[BEGIN Supplied data]

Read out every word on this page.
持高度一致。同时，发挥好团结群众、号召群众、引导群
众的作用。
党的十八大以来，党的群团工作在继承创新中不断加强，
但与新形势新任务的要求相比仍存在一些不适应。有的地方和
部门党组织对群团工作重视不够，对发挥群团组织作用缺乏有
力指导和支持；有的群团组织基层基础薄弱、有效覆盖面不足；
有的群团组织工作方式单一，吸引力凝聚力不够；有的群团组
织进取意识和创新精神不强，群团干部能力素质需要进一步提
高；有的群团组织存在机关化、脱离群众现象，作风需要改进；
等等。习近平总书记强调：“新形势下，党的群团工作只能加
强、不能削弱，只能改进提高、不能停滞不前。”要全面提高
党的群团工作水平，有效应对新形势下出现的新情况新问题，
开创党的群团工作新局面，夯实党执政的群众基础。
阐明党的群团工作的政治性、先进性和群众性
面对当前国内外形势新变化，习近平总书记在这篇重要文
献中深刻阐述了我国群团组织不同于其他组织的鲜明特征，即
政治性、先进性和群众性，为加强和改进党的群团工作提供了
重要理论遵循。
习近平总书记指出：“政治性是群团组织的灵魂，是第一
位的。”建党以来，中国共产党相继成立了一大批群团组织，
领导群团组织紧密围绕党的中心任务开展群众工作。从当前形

[END Supplied data]

Exercise:
Show all lines from the listing above in which "先进性和群众性" appears.

Solved problem:
阐明党的群团工作的政治性、先进性和群众性
政治性、先进性和群众性，为加强和改进党的群团工作提供了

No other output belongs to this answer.